--- Prompt ---
Below are some records. Count the lines with "icon" in them and give nothing but the total.

--- Exercise data ---
## start

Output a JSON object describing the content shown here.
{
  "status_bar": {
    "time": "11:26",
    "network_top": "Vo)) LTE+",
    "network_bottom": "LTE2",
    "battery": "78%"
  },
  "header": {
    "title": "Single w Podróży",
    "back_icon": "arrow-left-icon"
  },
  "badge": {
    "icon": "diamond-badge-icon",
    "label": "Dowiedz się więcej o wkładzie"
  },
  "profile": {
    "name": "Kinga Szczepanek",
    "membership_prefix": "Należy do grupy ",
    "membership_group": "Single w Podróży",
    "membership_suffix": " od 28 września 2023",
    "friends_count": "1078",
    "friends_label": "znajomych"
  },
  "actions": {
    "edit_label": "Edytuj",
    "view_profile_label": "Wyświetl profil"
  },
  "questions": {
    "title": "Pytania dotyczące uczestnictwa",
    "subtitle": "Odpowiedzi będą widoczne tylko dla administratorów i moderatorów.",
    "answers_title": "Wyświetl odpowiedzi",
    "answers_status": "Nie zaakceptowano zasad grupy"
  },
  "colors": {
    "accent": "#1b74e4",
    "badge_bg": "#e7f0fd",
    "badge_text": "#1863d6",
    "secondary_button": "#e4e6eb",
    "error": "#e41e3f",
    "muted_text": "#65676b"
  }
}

## end
## start

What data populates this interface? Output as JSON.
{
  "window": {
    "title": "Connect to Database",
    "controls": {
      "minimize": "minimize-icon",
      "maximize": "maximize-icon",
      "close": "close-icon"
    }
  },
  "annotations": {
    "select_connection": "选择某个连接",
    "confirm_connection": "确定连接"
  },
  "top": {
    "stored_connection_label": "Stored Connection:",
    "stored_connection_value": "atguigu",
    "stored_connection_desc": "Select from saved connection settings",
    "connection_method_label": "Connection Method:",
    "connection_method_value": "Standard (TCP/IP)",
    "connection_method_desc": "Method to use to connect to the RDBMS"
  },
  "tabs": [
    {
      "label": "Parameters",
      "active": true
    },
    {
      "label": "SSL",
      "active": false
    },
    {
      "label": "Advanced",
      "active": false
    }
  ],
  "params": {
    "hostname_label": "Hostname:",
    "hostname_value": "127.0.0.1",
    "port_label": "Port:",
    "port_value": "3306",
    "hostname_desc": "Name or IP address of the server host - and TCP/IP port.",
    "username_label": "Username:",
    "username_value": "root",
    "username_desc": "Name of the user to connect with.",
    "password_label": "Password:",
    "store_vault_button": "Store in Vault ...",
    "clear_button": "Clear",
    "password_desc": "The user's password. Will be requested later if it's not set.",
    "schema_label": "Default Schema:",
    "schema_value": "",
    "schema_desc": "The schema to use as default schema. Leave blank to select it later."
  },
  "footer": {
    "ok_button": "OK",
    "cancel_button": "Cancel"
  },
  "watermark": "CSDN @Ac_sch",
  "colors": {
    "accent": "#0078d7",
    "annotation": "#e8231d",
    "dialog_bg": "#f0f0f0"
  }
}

## end

--- Solution to this task ---
5